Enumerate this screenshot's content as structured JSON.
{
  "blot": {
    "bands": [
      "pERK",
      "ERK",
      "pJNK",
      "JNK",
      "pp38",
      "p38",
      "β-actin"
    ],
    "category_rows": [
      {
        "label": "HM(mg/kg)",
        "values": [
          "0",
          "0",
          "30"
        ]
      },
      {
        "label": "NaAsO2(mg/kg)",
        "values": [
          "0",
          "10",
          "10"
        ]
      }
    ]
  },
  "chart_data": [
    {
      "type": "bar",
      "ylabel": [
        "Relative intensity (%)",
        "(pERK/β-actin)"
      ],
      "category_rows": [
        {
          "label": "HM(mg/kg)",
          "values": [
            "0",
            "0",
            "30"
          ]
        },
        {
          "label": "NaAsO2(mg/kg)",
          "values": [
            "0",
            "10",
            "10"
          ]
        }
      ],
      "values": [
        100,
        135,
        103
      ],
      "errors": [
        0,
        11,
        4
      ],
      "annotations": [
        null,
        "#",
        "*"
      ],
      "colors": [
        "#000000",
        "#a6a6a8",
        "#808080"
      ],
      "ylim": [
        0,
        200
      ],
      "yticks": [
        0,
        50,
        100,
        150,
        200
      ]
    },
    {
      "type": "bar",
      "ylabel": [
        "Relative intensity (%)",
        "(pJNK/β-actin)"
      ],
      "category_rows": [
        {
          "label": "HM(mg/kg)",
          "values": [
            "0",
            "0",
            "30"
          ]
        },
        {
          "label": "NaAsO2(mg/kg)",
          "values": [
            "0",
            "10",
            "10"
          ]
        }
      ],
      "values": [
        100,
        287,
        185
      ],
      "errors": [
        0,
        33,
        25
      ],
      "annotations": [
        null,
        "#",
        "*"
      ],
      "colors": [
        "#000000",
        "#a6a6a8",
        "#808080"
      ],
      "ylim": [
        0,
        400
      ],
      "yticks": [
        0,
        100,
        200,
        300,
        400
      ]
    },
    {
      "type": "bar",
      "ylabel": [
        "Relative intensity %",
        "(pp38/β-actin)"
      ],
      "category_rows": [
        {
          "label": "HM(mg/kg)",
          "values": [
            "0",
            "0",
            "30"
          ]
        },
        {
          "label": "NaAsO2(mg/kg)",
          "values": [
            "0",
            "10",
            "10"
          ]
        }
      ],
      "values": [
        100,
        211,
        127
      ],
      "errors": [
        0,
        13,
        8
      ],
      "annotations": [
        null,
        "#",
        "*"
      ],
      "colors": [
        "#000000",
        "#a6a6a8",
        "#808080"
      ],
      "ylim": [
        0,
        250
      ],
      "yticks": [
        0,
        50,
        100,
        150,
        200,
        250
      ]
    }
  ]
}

- _PROBLEM_: Give every line of the material again, exactly as it reads.

- _WRITTEN RESPONSE_:
Enumerate this screenshot's content as structured JSON.
{
  "blot": {
    "bands": [
      "pERK",
      "ERK",
      "pJNK",
      "JNK",
      "pp38",
      "p38",
      "β-actin"
    ],
    "category_rows": [
      {
        "label": "HM(mg/kg)",
        "values": [
          "0",
          "0",
          "30"
        ]
      },
      {
        "label": "NaAsO2(mg/kg)",
        "values": [
          "0",
          "10",
          "10"
        ]
      }
    ]
  },
  "chart_data": [
    {
      "type": "bar",
      "ylabel": [
        "Relative intensity (%)",
        "(pERK/β-actin)"
      ],
      "category_rows": [
        {
          "label": "HM(mg/kg)",
          "values": [
            "0",
            "0",
            "30"
          ]
        },
        {
          "label": "NaAsO2(mg/kg)",
          "values": [
            "0",
            "10",
            "10"
          ]
        }
      ],
      "values": [
        100,
        135,
        103
      ],
      "errors": [
        0,
        11,
        4
      ],
      "annotations": [
        null,
        "#",
        "*"
      ],
      "colors": [
        "#000000",
        "#a6a6a8",
        "#808080"
      ],
      "ylim": [
        0,
        200
      ],
      "yticks": [
        0,
        50,
        100,
        150,
        200
      ]
    },
    {
      "type": "bar",
      "ylabel": [
        "Relative intensity (%)",
        "(pJNK/β-actin)"
      ],
      "category_rows": [
        {
          "label": "HM(mg/kg)",
          "values": [
            "0",
            "0",
            "30"
          ]
        },
        {
          "label": "NaAsO2(mg/kg)",
          "values": [
            "0",
            "10",
            "10"
          ]
        }
      ],
      "values": [
        100,
        287,
        185
      ],
      "errors": [
        0,
        33,
        25
      ],
      "annotations": [
        null,
        "#",
        "*"
      ],
      "colors": [
        "#000000",
        "#a6a6a8",
        "#808080"
      ],
      "ylim": [
        0,
        400
      ],
      "yticks": [
        0,
        100,
        200,
        300,
        400
      ]
    },
    {
      "type": "bar",
      "ylabel": [
        "Relative intensity %",
        "(pp38/β-actin)"
      ],
      "category_rows": [
        {
          "label": "HM(mg/kg)",
          "values": [
            "0",
            "0",
            "30"
          ]
        },
        {
          "label": "NaAsO2(mg/kg)",
          "values": [
            "0",
            "10",
            "10"
          ]
        }
      ],
      "values": [
        100,
        211,
        127
      ],
      "errors": [
        0,
        13,
        8
      ],
      "annotations": [
        null,
        "#",
        "*"
      ],
      "colors": [
        "#000000",
        "#a6a6a8",
        "#808080"
      ],
      "ylim": [
        0,
        250
      ],
      "yticks": [
        0,
        50,
        100,
        150,
        200,
        250
      ]
    }
  ]
}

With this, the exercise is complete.